- TASK BRIEF -
Repeat each line of the material below exactly as it appears, minus any pictures.

- DATA FOR THIS TASK -
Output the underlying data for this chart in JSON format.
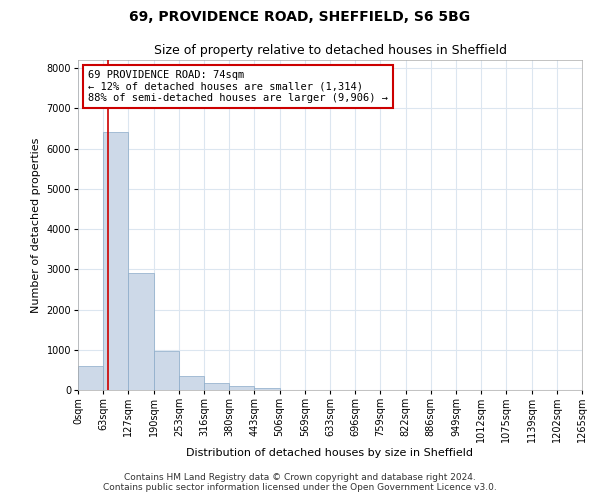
{
  "title1": "69, PROVIDENCE ROAD, SHEFFIELD, S6 5BG",
  "title2": "Size of property relative to detached houses in Sheffield",
  "xlabel": "Distribution of detached houses by size in Sheffield",
  "ylabel": "Number of detached properties",
  "footnote1": "Contains HM Land Registry data © Crown copyright and database right 2024.",
  "footnote2": "Contains public sector information licensed under the Open Government Licence v3.0.",
  "bin_labels": [
    "0sqm",
    "63sqm",
    "127sqm",
    "190sqm",
    "253sqm",
    "316sqm",
    "380sqm",
    "443sqm",
    "506sqm",
    "569sqm",
    "633sqm",
    "696sqm",
    "759sqm",
    "822sqm",
    "886sqm",
    "949sqm",
    "1012sqm",
    "1075sqm",
    "1139sqm",
    "1202sqm",
    "1265sqm"
  ],
  "bar_values": [
    600,
    6400,
    2900,
    970,
    360,
    170,
    90,
    60,
    10,
    5,
    3,
    2,
    1,
    1,
    0,
    0,
    0,
    0,
    0,
    0
  ],
  "bar_color": "#cdd9e8",
  "bar_edge_color": "#8aaac8",
  "grid_color": "#dce6f0",
  "annotation_box_color": "#cc0000",
  "property_line_color": "#cc0000",
  "annotation_text": "69 PROVIDENCE ROAD: 74sqm\n← 12% of detached houses are smaller (1,314)\n88% of semi-detached houses are larger (9,906) →",
  "property_sqm": 74,
  "ylim": [
    0,
    8200
  ],
  "yticks": [
    0,
    1000,
    2000,
    3000,
    4000,
    5000,
    6000,
    7000,
    8000
  ],
  "background_color": "#ffffff",
  "title1_fontsize": 10,
  "title2_fontsize": 9,
  "annotation_fontsize": 7.5,
  "axis_label_fontsize": 8,
  "tick_fontsize": 7,
  "footnote_fontsize": 6.5
}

- WRITTEN SOLUTION -
Output the underlying data for this chart in JSON format.
{
  "title1": "69, PROVIDENCE ROAD, SHEFFIELD, S6 5BG",
  "title2": "Size of property relative to detached houses in Sheffield",
  "xlabel": "Distribution of detached houses by size in Sheffield",
  "ylabel": "Number of detached properties",
  "footnote1": "Contains HM Land Registry data © Crown copyright and database right 2024.",
  "footnote2": "Contains public sector information licensed under the Open Government Licence v3.0.",
  "bin_labels": [
    "0sqm",
    "63sqm",
    "127sqm",
    "190sqm",
    "253sqm",
    "316sqm",
    "380sqm",
    "443sqm",
    "506sqm",
    "569sqm",
    "633sqm",
    "696sqm",
    "759sqm",
    "822sqm",
    "886sqm",
    "949sqm",
    "1012sqm",
    "1075sqm",
    "1139sqm",
    "1202sqm",
    "1265sqm"
  ],
  "bar_values": [
    600,
    6400,
    2900,
    970,
    360,
    170,
    90,
    60,
    10,
    5,
    3,
    2,
    1,
    1,
    0,
    0,
    0,
    0,
    0,
    0
  ],
  "bar_color": "#cdd9e8",
  "bar_edge_color": "#8aaac8",
  "grid_color": "#dce6f0",
  "annotation_box_color": "#cc0000",
  "property_line_color": "#cc0000",
  "annotation_text": "69 PROVIDENCE ROAD: 74sqm\n← 12% of detached houses are smaller (1,314)\n88% of semi-detached houses are larger (9,906) →",
  "property_sqm": 74,
  "ylim": [
    0,
    8200
  ],
  "yticks": [
    0,
    1000,
    2000,
    3000,
    4000,
    5000,
    6000,
    7000,
    8000
  ],
  "background_color": "#ffffff",
  "title1_fontsize": 10,
  "title2_fontsize": 9,
  "annotation_fontsize": 7.5,
  "axis_label_fontsize": 8,
  "tick_fontsize": 7,
  "footnote_fontsize": 6.5
}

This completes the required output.